* SHORT EXERCISE *
Extract each line of the data below that contains the word "fabric". Case counts, so a line matches only where the letters have the same capitalization.

* PROVIDED DATA *
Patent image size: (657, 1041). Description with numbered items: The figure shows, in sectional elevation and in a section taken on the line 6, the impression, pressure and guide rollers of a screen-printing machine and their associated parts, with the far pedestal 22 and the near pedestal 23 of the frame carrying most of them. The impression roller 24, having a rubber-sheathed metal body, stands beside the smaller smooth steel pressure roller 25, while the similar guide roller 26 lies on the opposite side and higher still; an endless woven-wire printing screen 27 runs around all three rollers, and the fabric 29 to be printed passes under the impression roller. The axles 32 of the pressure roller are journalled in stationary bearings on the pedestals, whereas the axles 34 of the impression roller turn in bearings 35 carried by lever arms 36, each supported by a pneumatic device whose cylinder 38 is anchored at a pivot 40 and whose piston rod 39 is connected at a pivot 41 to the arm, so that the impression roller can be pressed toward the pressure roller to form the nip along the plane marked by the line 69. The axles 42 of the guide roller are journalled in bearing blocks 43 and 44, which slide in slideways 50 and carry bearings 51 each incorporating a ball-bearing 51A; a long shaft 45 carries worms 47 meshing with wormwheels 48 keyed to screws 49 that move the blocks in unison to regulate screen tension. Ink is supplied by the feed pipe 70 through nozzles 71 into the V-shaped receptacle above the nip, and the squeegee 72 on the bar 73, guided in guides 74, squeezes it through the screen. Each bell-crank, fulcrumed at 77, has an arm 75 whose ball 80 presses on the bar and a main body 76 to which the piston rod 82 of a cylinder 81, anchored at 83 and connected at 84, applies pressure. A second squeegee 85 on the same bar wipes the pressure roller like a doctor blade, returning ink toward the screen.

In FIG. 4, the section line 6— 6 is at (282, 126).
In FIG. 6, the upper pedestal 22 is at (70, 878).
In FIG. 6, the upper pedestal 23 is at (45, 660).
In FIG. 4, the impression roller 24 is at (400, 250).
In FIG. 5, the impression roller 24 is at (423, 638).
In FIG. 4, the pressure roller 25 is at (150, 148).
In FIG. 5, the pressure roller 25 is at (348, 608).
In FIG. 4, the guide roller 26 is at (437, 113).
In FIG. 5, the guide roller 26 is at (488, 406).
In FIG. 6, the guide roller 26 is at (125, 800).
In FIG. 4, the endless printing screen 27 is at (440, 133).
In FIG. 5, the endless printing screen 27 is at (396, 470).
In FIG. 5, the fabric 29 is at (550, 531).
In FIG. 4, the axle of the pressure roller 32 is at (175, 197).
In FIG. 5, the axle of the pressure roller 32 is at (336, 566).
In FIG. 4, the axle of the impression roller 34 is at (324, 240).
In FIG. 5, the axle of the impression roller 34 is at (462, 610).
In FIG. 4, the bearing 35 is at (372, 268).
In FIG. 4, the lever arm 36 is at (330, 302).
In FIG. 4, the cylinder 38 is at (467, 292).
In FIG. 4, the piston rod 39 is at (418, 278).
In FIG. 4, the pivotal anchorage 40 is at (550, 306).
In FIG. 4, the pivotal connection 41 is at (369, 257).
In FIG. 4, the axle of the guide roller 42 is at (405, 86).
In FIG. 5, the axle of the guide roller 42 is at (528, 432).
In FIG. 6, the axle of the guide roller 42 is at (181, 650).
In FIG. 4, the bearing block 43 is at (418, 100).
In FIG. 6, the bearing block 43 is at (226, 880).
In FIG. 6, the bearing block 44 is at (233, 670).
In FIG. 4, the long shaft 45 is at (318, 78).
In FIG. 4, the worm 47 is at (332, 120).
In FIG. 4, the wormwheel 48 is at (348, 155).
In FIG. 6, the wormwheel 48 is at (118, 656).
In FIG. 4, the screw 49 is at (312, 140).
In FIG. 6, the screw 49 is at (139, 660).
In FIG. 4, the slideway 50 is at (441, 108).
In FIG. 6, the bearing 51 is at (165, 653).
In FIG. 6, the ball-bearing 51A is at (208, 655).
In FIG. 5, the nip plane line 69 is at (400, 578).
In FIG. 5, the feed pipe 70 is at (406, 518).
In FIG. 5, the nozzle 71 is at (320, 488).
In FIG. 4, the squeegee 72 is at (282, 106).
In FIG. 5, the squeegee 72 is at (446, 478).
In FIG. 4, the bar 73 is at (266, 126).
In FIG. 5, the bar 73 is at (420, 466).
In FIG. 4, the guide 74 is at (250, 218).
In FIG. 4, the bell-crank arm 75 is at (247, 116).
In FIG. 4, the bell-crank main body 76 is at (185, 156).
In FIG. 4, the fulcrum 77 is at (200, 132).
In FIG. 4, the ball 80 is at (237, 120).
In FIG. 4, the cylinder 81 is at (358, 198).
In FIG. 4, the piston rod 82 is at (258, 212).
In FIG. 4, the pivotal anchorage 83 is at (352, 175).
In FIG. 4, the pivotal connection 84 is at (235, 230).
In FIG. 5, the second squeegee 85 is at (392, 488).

* ANSWER TO THE EXERCISE *
Patent image size: (657, 1041). Description with numbered items: The figure shows, in sectional elevation and in a section taken on the line 6, the impression, pressure and guide rollers of a screen-printing machine and their associated parts, with the far pedestal 22 and the near pedestal 23 of the frame carrying most of them. The impression roller 24, having a rubber-sheathed metal body, stands beside the smaller smooth steel pressure roller 25, while the similar guide roller 26 lies on the opposite side and higher still; an endless woven-wire printing screen 27 runs around all three rollers, and the fabric 29 to be printed passes under the impression roller. The axles 32 of the pressure roller are journalled in stationary bearings on the pedestals, whereas the axles 34 of the impression roller turn in bearings 35 carried by lever arms 36, each supported by a pneumatic device whose cylinder 38 is anchored at a pivot 40 and whose piston rod 39 is connected at a pivot 41 to the arm, so that the impression roller can be pressed toward the pressure roller to form the nip along the plane marked by the line 69. The axles 42 of the guide roller are journalled in bearing blocks 43 and 44, which slide in slideways 50 and carry bearings 51 each incorporating a ball-bearing 51A; a long shaft 45 carries worms 47 meshing with wormwheels 48 keyed to screws 49 that move the blocks in unison to regulate screen tension. Ink is supplied by the feed pipe 70 through nozzles 71 into the V-shaped receptacle above the nip, and the squeegee 72 on the bar 73, guided in guides 74, squeezes it through the screen. Each bell-crank, fulcrumed at 77, has an arm 75 whose ball 80 presses on the bar and a main body 76 to which the piston rod 82 of a cylinder 81, anchored at 83 and connected at 84, applies pressure. A second squeegee 85 on the same bar wipes the pressure roller like a doctor blade, returning ink toward the screen.
In FIG. 5, the fabric 29 is at (550, 531).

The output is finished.